_Instructions to follow:_
Tally the lines below that contain the word "JSON", and give only that number.

[Collected data entries]
┌──
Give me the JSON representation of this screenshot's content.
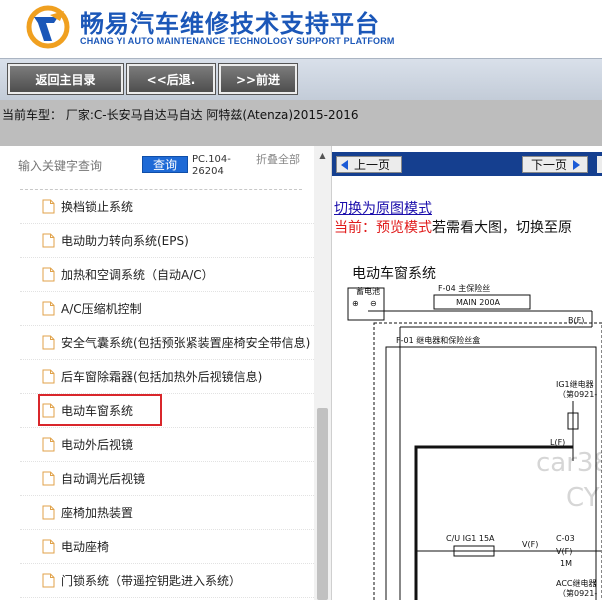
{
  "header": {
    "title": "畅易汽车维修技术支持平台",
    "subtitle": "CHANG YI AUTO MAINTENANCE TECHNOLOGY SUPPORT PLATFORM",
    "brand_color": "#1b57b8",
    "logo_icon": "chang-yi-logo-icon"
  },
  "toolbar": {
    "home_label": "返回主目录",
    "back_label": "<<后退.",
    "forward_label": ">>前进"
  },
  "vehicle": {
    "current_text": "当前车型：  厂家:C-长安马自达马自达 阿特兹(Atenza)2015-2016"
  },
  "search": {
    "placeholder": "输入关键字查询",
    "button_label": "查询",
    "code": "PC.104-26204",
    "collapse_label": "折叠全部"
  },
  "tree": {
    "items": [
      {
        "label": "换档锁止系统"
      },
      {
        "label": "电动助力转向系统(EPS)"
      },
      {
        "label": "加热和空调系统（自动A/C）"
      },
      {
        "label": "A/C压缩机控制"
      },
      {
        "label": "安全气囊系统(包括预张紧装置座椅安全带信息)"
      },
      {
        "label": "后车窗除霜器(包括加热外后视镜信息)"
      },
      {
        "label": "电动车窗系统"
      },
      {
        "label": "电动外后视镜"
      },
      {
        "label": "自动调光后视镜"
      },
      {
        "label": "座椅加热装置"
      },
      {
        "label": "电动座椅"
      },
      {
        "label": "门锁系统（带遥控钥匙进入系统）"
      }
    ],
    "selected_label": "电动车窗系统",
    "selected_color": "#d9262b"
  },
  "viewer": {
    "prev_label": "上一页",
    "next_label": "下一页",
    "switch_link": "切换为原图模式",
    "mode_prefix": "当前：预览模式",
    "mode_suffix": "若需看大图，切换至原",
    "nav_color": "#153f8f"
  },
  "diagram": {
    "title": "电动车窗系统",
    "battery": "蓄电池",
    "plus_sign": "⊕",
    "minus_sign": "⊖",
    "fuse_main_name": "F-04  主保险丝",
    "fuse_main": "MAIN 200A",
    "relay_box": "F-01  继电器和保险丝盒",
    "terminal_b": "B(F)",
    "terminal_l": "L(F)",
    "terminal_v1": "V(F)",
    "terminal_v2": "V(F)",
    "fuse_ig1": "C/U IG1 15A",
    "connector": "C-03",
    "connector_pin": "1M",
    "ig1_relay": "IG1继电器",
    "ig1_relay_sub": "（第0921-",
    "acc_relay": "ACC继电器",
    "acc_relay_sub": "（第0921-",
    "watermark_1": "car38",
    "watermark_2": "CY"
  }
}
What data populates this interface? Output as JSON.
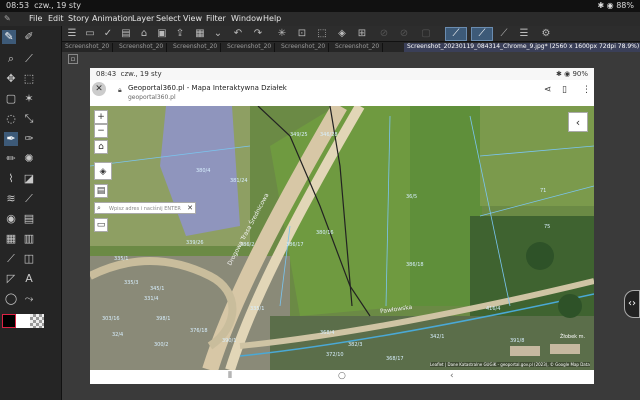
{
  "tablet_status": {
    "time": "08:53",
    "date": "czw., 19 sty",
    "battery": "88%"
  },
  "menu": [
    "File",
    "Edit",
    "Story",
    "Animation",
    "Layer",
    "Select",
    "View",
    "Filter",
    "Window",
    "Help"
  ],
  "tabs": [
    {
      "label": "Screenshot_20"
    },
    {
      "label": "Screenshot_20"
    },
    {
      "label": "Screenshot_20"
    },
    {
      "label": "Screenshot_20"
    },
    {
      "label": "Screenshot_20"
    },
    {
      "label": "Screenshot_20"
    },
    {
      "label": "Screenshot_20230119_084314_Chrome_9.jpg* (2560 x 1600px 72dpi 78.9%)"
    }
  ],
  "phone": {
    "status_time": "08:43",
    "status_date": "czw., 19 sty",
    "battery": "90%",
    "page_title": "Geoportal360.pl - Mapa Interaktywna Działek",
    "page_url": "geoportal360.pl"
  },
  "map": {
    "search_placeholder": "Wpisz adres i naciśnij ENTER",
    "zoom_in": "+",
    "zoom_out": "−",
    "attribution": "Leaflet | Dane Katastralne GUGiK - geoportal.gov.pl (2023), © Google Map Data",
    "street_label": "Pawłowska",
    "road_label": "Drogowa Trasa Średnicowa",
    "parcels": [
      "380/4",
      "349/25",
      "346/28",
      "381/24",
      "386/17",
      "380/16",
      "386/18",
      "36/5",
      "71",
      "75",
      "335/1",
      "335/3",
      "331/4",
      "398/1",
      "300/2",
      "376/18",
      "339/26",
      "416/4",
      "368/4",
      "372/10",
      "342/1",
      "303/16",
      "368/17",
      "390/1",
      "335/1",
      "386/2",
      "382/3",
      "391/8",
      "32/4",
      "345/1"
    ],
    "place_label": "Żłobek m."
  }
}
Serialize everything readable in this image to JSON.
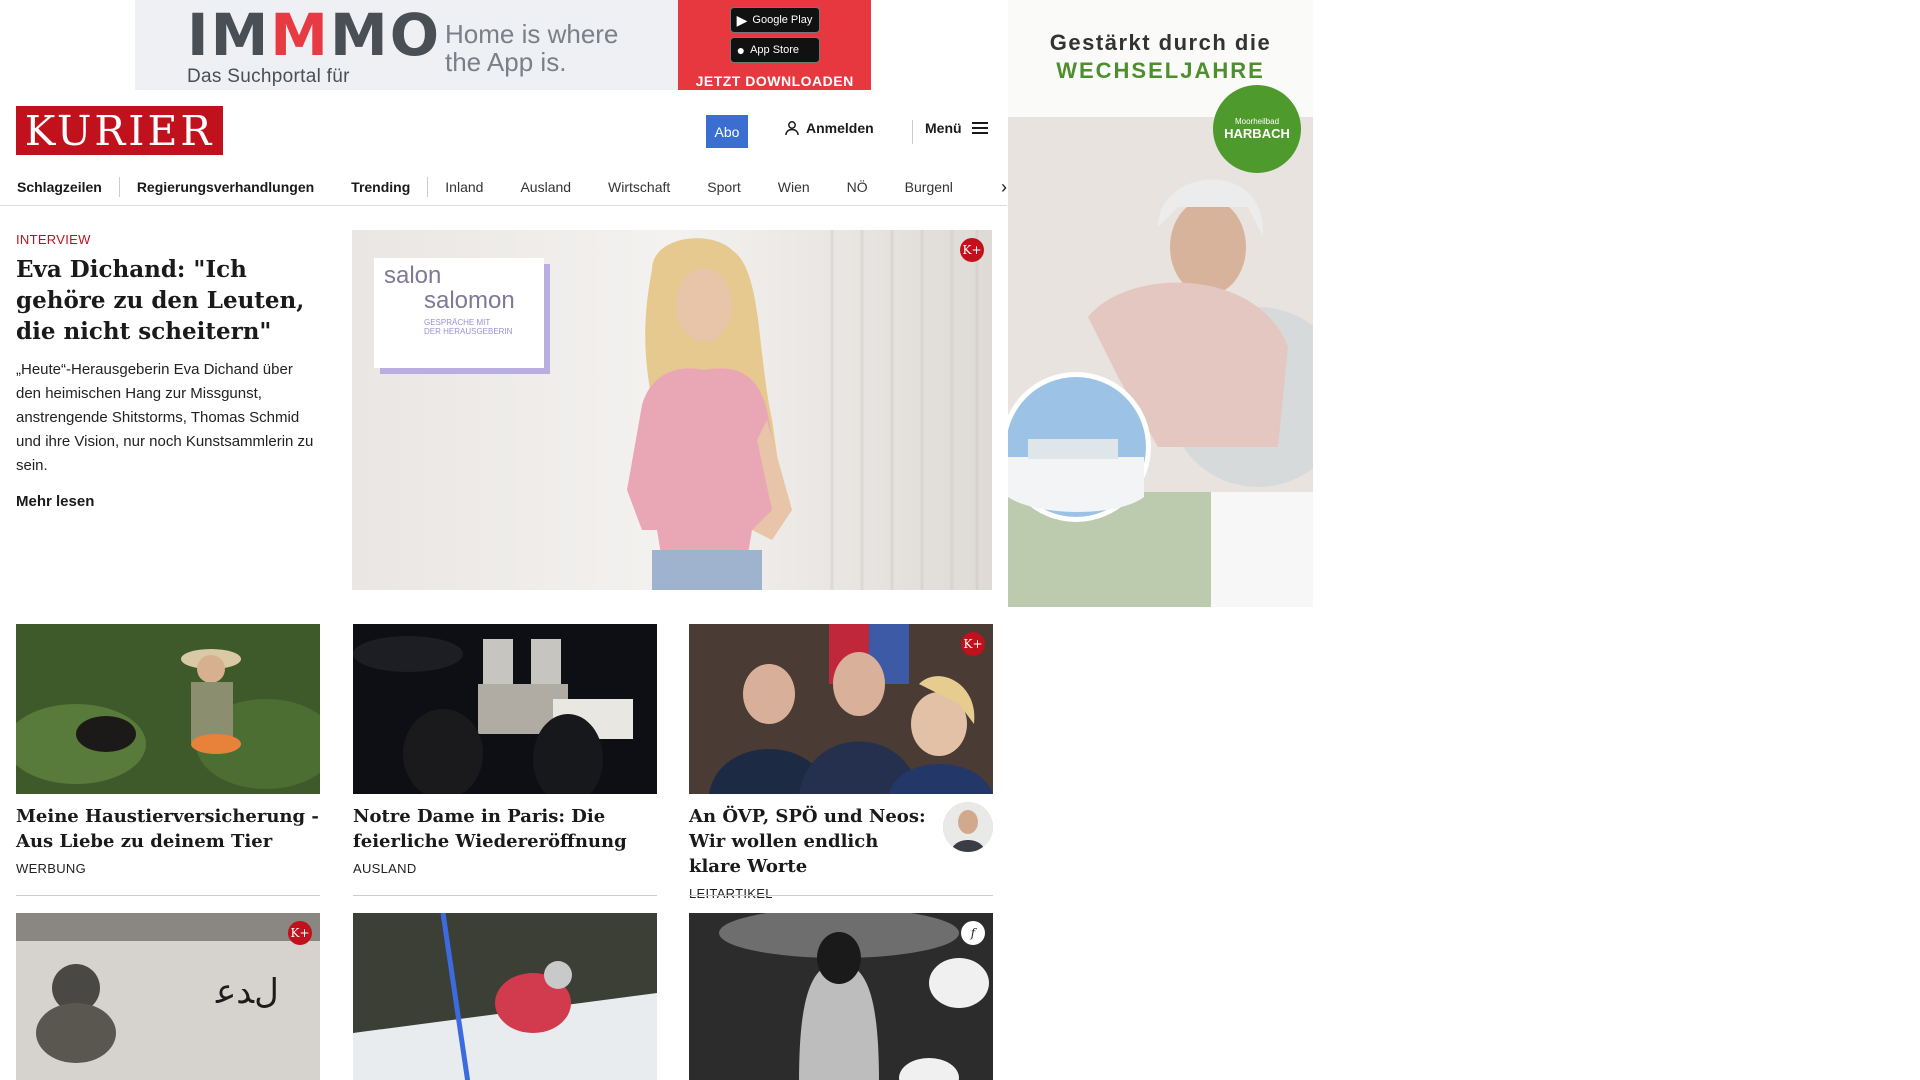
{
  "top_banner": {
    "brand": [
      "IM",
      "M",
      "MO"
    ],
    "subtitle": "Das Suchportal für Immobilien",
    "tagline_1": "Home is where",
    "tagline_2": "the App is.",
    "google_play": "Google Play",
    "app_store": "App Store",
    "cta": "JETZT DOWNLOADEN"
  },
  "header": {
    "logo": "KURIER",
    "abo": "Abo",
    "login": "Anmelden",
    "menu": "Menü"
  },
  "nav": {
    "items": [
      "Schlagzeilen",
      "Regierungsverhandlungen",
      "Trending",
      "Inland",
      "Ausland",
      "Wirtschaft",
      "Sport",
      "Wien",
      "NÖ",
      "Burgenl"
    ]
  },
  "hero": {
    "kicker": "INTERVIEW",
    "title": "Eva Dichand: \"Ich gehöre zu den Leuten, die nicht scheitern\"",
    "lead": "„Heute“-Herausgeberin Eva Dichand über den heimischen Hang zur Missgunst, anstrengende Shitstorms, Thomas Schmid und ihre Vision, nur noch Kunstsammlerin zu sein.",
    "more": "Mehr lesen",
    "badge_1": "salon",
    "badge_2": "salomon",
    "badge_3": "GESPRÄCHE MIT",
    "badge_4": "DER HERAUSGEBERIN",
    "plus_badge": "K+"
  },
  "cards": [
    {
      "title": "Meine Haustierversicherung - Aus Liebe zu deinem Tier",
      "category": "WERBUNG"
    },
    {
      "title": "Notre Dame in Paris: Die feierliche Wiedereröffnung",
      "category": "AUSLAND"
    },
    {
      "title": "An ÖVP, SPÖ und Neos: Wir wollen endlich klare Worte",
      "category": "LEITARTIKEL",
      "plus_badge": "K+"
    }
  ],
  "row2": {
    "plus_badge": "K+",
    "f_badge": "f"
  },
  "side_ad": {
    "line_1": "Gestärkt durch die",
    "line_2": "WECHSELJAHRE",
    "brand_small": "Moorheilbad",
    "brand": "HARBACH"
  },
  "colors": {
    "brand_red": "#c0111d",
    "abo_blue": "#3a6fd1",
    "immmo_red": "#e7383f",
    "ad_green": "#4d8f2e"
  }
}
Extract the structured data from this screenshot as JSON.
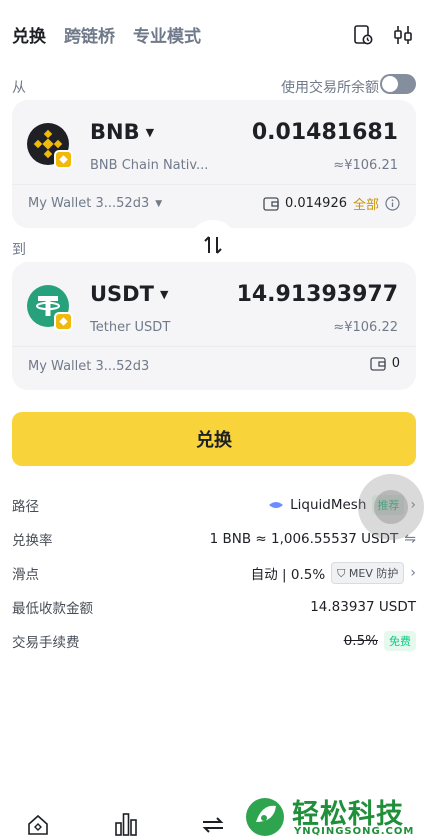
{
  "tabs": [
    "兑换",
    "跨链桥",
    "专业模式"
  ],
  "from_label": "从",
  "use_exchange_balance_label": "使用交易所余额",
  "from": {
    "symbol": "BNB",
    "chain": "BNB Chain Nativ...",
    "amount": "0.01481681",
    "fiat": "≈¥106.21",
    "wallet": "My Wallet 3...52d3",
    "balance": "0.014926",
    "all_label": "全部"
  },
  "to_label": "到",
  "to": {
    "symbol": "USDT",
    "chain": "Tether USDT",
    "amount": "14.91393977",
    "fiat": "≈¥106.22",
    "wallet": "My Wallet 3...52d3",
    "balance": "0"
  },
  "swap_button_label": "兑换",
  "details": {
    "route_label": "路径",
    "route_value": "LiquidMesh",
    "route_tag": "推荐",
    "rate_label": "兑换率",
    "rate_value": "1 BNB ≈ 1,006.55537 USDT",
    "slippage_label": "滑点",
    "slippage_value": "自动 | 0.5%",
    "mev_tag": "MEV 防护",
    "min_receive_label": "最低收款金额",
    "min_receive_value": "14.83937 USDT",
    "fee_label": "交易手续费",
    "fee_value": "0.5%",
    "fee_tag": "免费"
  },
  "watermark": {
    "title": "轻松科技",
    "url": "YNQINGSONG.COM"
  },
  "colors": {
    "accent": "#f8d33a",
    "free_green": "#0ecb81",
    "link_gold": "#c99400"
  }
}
└──
_Full answer:_
4